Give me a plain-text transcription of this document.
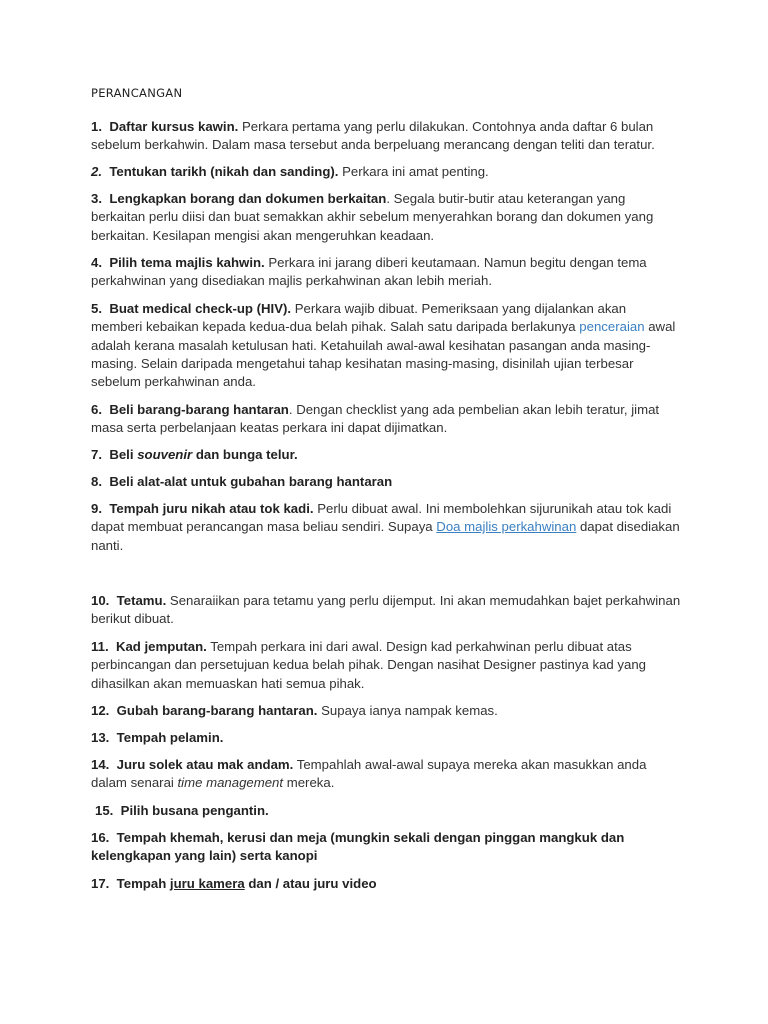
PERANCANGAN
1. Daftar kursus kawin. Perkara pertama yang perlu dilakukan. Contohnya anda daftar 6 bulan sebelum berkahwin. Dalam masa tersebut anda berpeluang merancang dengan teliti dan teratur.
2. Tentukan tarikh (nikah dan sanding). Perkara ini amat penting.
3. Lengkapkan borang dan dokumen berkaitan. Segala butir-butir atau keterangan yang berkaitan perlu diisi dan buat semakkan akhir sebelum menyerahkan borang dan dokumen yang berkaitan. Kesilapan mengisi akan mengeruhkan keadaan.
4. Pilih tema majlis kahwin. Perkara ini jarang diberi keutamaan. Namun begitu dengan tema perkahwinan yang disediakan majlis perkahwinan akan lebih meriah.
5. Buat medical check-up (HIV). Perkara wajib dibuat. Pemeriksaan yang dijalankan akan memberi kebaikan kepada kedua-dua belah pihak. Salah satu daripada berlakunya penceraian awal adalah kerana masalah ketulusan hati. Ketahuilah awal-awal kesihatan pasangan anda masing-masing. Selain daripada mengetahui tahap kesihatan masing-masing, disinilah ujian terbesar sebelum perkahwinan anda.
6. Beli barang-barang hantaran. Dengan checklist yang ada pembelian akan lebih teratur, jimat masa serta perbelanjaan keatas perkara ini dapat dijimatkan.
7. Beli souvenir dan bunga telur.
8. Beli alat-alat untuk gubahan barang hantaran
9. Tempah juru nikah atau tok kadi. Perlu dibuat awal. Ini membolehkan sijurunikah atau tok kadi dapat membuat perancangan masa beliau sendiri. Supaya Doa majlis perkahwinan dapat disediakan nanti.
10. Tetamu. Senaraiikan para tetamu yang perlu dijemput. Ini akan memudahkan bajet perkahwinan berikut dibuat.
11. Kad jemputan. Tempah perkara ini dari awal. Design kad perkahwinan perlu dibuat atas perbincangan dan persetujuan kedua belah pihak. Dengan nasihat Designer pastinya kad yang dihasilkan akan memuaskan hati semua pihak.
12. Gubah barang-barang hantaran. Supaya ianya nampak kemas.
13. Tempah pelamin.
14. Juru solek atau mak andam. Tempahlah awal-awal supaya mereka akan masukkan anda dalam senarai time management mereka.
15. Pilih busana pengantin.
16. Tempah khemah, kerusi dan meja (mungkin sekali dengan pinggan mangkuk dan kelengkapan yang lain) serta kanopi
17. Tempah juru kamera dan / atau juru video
==
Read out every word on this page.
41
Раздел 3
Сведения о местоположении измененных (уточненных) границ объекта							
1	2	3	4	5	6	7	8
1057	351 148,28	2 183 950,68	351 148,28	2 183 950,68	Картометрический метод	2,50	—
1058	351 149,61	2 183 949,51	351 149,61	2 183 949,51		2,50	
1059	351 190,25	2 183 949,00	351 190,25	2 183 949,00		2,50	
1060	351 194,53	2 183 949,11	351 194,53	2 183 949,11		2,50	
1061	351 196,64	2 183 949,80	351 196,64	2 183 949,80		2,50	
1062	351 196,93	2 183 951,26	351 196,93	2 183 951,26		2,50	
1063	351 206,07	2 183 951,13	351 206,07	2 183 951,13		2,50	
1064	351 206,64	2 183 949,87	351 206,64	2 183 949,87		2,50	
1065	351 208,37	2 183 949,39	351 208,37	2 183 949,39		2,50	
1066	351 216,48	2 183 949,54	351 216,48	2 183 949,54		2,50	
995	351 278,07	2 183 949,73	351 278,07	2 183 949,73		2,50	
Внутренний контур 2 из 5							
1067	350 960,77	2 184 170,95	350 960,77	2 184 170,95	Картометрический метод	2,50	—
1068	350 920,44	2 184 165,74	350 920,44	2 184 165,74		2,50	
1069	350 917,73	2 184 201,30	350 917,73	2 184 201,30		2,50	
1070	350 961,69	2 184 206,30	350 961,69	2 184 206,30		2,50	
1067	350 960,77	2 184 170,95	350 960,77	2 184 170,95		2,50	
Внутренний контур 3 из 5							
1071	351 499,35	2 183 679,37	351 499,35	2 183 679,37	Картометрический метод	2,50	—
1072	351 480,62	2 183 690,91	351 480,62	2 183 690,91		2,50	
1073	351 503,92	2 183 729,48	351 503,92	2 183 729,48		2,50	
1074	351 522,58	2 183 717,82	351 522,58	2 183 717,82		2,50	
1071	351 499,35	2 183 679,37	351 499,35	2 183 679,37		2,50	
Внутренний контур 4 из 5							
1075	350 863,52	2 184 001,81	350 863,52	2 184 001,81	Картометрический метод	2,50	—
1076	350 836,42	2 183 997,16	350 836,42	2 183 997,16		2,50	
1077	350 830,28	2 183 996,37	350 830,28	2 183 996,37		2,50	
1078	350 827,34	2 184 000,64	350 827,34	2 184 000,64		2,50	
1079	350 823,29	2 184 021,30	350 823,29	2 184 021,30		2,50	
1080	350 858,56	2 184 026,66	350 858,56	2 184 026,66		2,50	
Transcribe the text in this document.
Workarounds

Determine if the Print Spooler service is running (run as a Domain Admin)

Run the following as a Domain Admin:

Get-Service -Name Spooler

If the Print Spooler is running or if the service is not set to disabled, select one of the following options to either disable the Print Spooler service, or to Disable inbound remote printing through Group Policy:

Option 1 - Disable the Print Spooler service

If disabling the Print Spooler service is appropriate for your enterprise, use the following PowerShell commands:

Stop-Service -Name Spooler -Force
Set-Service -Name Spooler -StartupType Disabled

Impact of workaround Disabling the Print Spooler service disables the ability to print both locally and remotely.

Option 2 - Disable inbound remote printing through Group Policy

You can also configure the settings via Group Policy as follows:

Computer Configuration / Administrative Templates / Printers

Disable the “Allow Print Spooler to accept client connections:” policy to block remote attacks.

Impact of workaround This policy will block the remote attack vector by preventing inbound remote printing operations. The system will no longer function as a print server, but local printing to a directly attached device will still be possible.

> **GOAL**
Give only the number of lines above that hold the string "teratur".

> **COMPLETED TASK**
2